Job:
Give every line of the material again, exactly as written.

++++ Dataset

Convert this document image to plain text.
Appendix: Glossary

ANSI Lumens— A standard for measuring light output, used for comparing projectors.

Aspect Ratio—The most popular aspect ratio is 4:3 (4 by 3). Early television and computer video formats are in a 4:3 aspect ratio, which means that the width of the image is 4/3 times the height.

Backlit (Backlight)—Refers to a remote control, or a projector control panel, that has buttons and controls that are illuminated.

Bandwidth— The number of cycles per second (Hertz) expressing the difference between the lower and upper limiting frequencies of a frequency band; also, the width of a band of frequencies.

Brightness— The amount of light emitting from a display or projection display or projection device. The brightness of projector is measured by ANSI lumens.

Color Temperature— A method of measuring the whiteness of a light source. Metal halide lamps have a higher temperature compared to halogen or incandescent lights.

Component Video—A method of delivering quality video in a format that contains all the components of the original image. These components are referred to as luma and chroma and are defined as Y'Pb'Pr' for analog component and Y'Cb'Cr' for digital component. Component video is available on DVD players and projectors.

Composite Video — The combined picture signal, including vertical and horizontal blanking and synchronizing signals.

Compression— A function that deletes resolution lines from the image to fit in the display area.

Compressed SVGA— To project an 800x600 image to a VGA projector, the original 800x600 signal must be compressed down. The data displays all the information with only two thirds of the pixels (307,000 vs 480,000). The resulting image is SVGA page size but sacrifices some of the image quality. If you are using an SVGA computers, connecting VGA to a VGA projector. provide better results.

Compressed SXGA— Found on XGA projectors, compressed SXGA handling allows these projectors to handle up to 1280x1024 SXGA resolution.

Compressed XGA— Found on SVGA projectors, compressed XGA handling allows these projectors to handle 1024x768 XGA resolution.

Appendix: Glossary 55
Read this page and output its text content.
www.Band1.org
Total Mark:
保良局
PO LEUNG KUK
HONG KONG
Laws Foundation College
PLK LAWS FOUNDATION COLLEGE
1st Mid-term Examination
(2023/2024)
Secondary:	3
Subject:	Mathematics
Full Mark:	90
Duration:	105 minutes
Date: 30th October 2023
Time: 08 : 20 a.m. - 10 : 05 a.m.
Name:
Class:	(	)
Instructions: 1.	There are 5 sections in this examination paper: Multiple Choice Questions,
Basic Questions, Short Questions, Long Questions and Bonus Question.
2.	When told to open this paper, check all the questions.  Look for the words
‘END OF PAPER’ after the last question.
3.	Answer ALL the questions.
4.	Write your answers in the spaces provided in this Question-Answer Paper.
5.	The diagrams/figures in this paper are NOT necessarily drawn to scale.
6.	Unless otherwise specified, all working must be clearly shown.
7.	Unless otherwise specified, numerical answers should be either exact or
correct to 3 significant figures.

++++++++

Task answer:
Convert this document image to plain text.
Appendix: Glossary

ANSI Lumens— A standard for measuring light output, used for comparing projectors.

Aspect Ratio—The most popular aspect ratio is 4:3 (4 by 3). Early television and computer video formats are in a 4:3 aspect ratio, which means that the width of the image is 4/3 times the height.

Backlit (Backlight)—Refers to a remote control, or a projector control panel, that has buttons and controls that are illuminated.

Bandwidth— The number of cycles per second (Hertz) expressing the difference between the lower and upper limiting frequencies of a frequency band; also, the width of a band of frequencies.

Brightness— The amount of light emitting from a display or projection display or projection device. The brightness of projector is measured by ANSI lumens.

Color Temperature— A method of measuring the whiteness of a light source. Metal halide lamps have a higher temperature compared to halogen or incandescent lights.

Component Video—A method of delivering quality video in a format that contains all the components of the original image. These components are referred to as luma and chroma and are defined as Y'Pb'Pr' for analog component and Y'Cb'Cr' for digital component. Component video is available on DVD players and projectors.

Composite Video — The combined picture signal, including vertical and horizontal blanking and synchronizing signals.

Compression— A function that deletes resolution lines from the image to fit in the display area.

Compressed SVGA— To project an 800x600 image to a VGA projector, the original 800x600 signal must be compressed down. The data displays all the information with only two thirds of the pixels (307,000 vs 480,000). The resulting image is SVGA page size but sacrifices some of the image quality. If you are using an SVGA computers, connecting VGA to a VGA projector. provide better results.

Compressed SXGA— Found on XGA projectors, compressed SXGA handling allows these projectors to handle up to 1280x1024 SXGA resolution.

Compressed XGA— Found on SVGA projectors, compressed XGA handling allows these projectors to handle 1024x768 XGA resolution.

Appendix: Glossary 55
Read this page and output its text content.
www.Band1.org
Total Mark:
保良局
PO LEUNG KUK
HONG KONG
Laws Foundation College
PLK LAWS FOUNDATION COLLEGE
1st Mid-term Examination
(2023/2024)
Secondary:	3
Subject:	Mathematics
Full Mark:	90
Duration:	105 minutes
Date: 30th October 2023
Time: 08 : 20 a.m. - 10 : 05 a.m.
Name:
Class:	(	)
Instructions: 1.	There are 5 sections in this examination paper: Multiple Choice Questions,
Basic Questions, Short Questions, Long Questions and Bonus Question.
2.	When told to open this paper, check all the questions.  Look for the words
‘END OF PAPER’ after the last question.
3.	Answer ALL the questions.
4.	Write your answers in the spaces provided in this Question-Answer Paper.
5.	The diagrams/figures in this paper are NOT necessarily drawn to scale.
6.	Unless otherwise specified, all working must be clearly shown.
7.	Unless otherwise specified, numerical answers should be either exact or
correct to 3 significant figures.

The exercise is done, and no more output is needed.